• DESCRIPTION OF THE TASK: Revise the items below by replacing every instance of "trend-line" with "trendline", keeping all other text unchanged. Omit the pictures from your answer.

**** ENTRIES SHOWN ****

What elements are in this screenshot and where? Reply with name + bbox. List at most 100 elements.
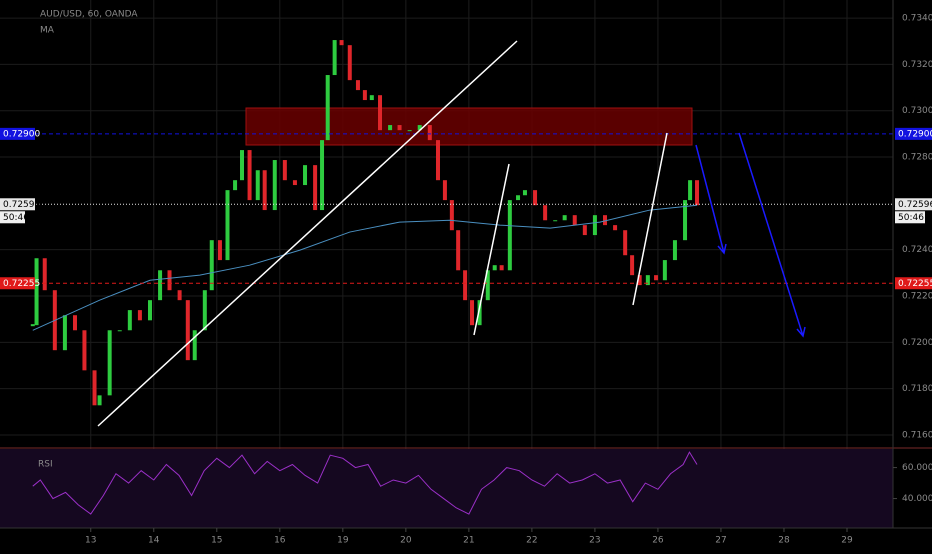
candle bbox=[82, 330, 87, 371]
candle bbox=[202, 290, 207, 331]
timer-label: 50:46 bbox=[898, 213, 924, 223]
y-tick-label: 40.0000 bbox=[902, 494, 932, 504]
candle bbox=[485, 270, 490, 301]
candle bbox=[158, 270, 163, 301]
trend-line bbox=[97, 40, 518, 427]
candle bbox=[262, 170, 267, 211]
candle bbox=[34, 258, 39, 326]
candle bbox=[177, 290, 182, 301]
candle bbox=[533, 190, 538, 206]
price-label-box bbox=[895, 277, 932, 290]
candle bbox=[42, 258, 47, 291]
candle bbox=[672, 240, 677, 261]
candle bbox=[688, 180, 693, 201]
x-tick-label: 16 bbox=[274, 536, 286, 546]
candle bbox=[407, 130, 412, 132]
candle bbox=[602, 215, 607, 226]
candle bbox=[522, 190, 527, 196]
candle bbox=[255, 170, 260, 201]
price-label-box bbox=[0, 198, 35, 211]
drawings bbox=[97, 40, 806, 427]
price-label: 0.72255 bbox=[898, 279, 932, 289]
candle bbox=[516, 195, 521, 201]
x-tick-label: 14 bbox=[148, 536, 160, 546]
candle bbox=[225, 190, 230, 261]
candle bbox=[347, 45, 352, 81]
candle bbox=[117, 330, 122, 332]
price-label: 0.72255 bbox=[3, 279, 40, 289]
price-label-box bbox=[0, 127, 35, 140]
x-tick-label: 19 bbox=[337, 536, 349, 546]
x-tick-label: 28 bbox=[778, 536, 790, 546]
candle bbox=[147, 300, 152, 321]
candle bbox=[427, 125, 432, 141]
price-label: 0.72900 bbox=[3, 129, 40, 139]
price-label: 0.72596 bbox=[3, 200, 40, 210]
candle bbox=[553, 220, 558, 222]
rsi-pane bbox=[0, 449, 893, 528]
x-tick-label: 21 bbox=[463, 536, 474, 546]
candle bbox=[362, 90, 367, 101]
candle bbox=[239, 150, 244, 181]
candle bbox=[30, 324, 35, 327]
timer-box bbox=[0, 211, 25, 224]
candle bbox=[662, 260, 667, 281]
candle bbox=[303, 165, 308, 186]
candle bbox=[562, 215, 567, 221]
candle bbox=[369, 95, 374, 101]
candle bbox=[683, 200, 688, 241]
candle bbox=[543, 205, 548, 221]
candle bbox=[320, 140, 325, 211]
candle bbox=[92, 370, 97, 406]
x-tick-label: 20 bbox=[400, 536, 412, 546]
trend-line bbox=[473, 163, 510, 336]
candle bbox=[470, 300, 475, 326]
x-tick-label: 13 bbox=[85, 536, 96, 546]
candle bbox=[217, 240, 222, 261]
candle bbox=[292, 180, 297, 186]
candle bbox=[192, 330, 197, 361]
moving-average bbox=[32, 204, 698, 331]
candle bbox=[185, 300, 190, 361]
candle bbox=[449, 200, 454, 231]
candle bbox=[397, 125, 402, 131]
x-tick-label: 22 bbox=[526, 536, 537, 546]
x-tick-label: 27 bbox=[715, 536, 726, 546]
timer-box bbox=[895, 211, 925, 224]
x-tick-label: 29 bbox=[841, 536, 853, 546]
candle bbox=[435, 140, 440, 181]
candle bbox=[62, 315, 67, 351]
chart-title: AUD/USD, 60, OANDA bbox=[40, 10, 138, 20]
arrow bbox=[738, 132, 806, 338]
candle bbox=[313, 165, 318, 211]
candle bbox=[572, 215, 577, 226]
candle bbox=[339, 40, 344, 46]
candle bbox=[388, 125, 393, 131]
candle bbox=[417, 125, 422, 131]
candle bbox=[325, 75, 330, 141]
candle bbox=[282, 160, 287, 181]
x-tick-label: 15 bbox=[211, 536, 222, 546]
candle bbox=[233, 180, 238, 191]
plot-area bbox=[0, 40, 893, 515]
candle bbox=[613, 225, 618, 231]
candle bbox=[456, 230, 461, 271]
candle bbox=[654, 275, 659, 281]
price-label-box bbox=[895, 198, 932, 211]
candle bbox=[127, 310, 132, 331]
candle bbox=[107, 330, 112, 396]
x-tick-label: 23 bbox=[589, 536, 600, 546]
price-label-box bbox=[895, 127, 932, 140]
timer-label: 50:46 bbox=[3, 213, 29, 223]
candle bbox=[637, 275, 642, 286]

****

• TASK SOLUTION:
What elements are in this screenshot and where? Reply with name + bbox. List at most 100 elements.
candle bbox=[82, 330, 87, 371]
candle bbox=[202, 290, 207, 331]
timer-label: 50:46 bbox=[898, 213, 924, 223]
y-tick-label: 40.0000 bbox=[902, 494, 932, 504]
candle bbox=[485, 270, 490, 301]
candle bbox=[158, 270, 163, 301]
trendline bbox=[97, 40, 518, 427]
candle bbox=[262, 170, 267, 211]
candle bbox=[34, 258, 39, 326]
candle bbox=[177, 290, 182, 301]
candle bbox=[533, 190, 538, 206]
price-label-box bbox=[895, 277, 932, 290]
candle bbox=[42, 258, 47, 291]
candle bbox=[672, 240, 677, 261]
candle bbox=[688, 180, 693, 201]
x-tick-label: 16 bbox=[274, 536, 286, 546]
candle bbox=[407, 130, 412, 132]
candle bbox=[602, 215, 607, 226]
candle bbox=[522, 190, 527, 196]
candle bbox=[255, 170, 260, 201]
price-label-box bbox=[0, 198, 35, 211]
drawings bbox=[97, 40, 806, 427]
price-label: 0.72255 bbox=[898, 279, 932, 289]
candle bbox=[516, 195, 521, 201]
x-tick-label: 14 bbox=[148, 536, 160, 546]
candle bbox=[225, 190, 230, 261]
candle bbox=[347, 45, 352, 81]
candle bbox=[117, 330, 122, 332]
price-label: 0.72255 bbox=[3, 279, 40, 289]
price-label-box bbox=[0, 127, 35, 140]
x-tick-label: 19 bbox=[337, 536, 349, 546]
x-tick-label: 28 bbox=[778, 536, 790, 546]
candle bbox=[147, 300, 152, 321]
candle bbox=[427, 125, 432, 141]
price-label: 0.72900 bbox=[3, 129, 40, 139]
price-label: 0.72596 bbox=[3, 200, 40, 210]
candle bbox=[553, 220, 558, 222]
rsi-pane bbox=[0, 449, 893, 528]
x-tick-label: 21 bbox=[463, 536, 474, 546]
candle bbox=[362, 90, 367, 101]
candle bbox=[239, 150, 244, 181]
candle bbox=[30, 324, 35, 327]
timer-box bbox=[0, 211, 25, 224]
candle bbox=[662, 260, 667, 281]
candle bbox=[303, 165, 308, 186]
candle bbox=[562, 215, 567, 221]
candle bbox=[369, 95, 374, 101]
candle bbox=[683, 200, 688, 241]
candle bbox=[543, 205, 548, 221]
candle bbox=[320, 140, 325, 211]
candle bbox=[92, 370, 97, 406]
x-tick-label: 20 bbox=[400, 536, 412, 546]
trendline bbox=[473, 163, 510, 336]
candle bbox=[470, 300, 475, 326]
x-tick-label: 13 bbox=[85, 536, 96, 546]
candle bbox=[217, 240, 222, 261]
candle bbox=[292, 180, 297, 186]
candle bbox=[192, 330, 197, 361]
moving-average bbox=[32, 204, 698, 331]
candle bbox=[185, 300, 190, 361]
candle bbox=[449, 200, 454, 231]
candle bbox=[397, 125, 402, 131]
x-tick-label: 22 bbox=[526, 536, 537, 546]
x-tick-label: 27 bbox=[715, 536, 726, 546]
timer-box bbox=[895, 211, 925, 224]
x-tick-label: 29 bbox=[841, 536, 853, 546]
candle bbox=[435, 140, 440, 181]
candle bbox=[62, 315, 67, 351]
chart-title: AUD/USD, 60, OANDA bbox=[40, 10, 138, 20]
arrow bbox=[738, 132, 806, 338]
candle bbox=[313, 165, 318, 211]
candle bbox=[572, 215, 577, 226]
candle bbox=[339, 40, 344, 46]
candle bbox=[388, 125, 393, 131]
candle bbox=[417, 125, 422, 131]
candle bbox=[325, 75, 330, 141]
candle bbox=[282, 160, 287, 181]
x-tick-label: 15 bbox=[211, 536, 222, 546]
candle bbox=[233, 180, 238, 191]
plot-area bbox=[0, 40, 893, 515]
candle bbox=[613, 225, 618, 231]
candle bbox=[456, 230, 461, 271]
candle bbox=[654, 275, 659, 281]
price-label-box bbox=[895, 198, 932, 211]
candle bbox=[127, 310, 132, 331]
candle bbox=[107, 330, 112, 396]
x-tick-label: 23 bbox=[589, 536, 600, 546]
price-label-box bbox=[895, 127, 932, 140]
timer-label: 50:46 bbox=[3, 213, 29, 223]
candle bbox=[637, 275, 642, 286]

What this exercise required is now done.